## DATA FOR PROCESSING
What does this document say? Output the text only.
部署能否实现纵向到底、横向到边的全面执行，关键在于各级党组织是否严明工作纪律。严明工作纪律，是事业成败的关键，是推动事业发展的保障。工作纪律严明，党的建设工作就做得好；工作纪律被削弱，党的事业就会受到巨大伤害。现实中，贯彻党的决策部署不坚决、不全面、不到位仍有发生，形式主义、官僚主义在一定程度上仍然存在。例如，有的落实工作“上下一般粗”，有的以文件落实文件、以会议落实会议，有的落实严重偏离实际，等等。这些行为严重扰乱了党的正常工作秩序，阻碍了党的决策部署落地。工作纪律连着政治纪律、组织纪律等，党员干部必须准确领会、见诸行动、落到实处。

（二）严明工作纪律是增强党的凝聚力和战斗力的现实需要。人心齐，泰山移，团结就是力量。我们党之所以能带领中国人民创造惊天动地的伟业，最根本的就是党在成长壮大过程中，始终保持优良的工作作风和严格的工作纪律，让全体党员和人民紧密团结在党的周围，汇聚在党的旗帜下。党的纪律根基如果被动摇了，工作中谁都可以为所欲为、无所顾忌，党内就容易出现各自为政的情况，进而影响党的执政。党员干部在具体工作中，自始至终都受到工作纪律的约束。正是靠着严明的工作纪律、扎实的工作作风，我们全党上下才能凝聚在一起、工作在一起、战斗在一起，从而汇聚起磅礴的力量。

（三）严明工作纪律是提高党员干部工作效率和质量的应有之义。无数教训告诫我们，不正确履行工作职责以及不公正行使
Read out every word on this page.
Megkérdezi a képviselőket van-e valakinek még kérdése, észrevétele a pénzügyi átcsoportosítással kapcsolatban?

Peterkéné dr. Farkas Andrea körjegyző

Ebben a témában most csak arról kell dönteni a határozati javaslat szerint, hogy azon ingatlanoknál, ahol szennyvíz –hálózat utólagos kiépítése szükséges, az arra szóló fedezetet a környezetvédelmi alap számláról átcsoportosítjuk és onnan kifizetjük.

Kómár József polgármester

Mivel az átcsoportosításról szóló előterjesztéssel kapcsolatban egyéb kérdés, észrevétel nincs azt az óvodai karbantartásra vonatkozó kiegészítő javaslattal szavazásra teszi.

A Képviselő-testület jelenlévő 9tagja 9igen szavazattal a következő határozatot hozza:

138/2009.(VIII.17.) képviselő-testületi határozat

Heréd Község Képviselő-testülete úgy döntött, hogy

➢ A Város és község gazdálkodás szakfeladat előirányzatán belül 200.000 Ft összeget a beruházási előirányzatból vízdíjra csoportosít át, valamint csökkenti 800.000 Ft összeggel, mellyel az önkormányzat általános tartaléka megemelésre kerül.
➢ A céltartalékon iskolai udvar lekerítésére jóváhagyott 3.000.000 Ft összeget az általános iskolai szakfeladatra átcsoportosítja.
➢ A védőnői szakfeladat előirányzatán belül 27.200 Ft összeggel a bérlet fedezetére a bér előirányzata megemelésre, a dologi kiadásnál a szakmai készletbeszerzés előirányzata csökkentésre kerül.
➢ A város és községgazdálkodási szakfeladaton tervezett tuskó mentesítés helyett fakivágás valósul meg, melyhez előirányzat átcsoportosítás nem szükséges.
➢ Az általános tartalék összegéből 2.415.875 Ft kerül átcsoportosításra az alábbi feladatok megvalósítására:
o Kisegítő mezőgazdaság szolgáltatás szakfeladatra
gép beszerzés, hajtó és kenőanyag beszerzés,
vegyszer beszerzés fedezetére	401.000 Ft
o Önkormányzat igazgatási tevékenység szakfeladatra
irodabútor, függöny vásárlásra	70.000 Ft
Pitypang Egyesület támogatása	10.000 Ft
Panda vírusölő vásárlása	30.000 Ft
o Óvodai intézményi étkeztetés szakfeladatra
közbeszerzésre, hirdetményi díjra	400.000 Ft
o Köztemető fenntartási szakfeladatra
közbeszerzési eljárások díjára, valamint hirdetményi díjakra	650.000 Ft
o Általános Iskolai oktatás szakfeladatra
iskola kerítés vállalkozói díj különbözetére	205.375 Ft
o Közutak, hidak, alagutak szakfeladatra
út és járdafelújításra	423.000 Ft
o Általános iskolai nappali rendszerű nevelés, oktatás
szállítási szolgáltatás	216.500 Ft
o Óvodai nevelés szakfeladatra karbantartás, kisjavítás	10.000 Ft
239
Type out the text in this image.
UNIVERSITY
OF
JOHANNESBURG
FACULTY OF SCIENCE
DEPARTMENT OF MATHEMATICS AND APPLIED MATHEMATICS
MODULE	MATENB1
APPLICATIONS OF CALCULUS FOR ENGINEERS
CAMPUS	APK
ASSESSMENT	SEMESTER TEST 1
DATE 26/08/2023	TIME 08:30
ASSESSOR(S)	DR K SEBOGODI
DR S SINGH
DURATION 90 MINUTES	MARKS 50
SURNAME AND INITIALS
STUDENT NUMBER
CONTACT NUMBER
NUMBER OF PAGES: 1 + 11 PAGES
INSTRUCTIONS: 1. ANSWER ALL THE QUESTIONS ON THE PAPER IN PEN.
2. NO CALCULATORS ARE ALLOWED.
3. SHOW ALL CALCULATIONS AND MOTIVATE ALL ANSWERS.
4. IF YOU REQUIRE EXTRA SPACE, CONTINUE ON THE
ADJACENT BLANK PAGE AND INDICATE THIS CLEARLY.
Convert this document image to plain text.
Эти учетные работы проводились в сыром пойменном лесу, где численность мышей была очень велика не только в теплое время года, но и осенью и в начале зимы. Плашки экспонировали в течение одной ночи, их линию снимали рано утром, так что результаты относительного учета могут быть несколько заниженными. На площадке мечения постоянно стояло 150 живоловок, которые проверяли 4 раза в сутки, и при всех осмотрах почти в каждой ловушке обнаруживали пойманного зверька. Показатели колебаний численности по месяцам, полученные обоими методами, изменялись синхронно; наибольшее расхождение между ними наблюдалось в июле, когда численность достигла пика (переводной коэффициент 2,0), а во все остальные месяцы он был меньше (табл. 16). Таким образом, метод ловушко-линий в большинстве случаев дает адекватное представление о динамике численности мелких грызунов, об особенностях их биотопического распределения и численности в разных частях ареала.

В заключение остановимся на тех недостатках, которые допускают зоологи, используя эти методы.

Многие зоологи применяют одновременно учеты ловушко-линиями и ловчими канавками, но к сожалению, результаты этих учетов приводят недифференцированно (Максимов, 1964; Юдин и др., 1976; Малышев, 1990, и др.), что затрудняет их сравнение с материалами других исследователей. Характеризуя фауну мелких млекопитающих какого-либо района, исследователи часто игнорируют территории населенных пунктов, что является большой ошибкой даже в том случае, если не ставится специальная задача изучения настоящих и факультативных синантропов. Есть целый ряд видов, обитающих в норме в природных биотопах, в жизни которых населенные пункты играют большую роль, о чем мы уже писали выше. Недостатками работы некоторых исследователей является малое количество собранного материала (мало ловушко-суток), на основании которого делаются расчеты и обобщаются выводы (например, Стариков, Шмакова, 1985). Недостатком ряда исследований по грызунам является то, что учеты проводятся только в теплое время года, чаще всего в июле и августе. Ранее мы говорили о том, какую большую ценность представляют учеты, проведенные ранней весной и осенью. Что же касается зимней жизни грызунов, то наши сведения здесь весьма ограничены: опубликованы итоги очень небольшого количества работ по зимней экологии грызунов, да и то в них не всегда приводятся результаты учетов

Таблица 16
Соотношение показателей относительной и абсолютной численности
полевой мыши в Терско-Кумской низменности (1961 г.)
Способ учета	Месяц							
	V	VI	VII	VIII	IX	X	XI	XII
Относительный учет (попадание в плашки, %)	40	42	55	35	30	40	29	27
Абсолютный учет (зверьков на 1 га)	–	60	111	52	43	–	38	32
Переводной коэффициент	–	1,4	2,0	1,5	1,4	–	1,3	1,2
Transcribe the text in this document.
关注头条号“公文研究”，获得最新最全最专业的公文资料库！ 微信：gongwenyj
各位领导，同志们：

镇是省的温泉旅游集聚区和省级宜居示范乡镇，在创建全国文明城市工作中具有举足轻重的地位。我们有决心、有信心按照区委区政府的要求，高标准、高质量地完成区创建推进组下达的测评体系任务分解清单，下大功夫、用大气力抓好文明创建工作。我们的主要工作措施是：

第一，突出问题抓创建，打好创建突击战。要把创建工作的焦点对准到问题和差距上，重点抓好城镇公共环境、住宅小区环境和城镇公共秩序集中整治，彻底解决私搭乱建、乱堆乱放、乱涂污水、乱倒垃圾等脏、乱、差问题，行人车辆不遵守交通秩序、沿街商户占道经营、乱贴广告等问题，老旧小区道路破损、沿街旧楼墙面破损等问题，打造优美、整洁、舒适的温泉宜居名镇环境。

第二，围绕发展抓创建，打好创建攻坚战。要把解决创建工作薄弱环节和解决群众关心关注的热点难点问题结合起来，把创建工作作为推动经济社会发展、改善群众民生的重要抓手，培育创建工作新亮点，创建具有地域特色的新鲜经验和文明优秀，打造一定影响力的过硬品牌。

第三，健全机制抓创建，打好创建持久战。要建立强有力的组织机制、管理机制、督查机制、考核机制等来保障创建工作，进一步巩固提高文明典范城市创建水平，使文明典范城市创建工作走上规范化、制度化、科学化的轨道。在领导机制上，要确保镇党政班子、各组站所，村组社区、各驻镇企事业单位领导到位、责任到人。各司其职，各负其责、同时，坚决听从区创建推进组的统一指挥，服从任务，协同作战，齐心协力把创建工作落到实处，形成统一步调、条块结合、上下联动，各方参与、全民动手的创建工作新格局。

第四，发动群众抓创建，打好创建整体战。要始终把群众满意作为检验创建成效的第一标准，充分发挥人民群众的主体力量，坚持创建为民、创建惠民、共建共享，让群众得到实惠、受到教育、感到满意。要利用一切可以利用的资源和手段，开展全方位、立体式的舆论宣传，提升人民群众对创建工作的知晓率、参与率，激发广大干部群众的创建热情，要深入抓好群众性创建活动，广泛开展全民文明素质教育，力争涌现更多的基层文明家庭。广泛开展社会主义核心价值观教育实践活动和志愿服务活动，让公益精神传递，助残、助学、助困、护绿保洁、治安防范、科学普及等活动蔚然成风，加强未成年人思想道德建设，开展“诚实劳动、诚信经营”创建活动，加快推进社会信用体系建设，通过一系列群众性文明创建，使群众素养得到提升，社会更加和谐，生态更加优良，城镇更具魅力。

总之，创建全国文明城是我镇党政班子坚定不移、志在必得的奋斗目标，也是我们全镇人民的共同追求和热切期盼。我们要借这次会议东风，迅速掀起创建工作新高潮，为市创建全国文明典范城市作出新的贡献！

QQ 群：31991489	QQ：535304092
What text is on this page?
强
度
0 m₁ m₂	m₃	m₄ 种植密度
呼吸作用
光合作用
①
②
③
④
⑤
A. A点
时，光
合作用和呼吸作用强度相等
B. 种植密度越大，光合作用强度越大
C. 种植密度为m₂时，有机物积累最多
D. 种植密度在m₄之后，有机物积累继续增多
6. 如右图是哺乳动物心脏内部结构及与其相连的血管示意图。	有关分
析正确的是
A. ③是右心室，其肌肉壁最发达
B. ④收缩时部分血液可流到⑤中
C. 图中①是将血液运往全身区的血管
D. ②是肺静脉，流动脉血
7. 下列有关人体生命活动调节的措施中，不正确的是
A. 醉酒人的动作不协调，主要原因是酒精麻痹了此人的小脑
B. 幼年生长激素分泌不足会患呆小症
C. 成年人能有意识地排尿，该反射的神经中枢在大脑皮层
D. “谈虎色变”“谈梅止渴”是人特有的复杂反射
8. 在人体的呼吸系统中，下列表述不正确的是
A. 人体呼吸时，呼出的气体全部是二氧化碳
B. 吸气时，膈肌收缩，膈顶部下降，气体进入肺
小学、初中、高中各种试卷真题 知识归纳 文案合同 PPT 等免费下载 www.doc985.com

## SET TASK
Wherever "megemelésre" shows up in a line, copy that line.

## SOLVED EXERCISE
➢ A Város és község gazdálkodás szakfeladat előirányzatán belül 200.000 Ft összeget a beruházási előirányzatból vízdíjra csoportosít át, valamint csökkenti 800.000 Ft összeggel, mellyel az önkormányzat általános tartaléka megemelésre kerül.
➢ A védőnői szakfeladat előirányzatán belül 27.200 Ft összeggel a bérlet fedezetére a bér előirányzata megemelésre, a dologi kiadásnál a szakmai készletbeszerzés előirányzata csökkentésre kerül.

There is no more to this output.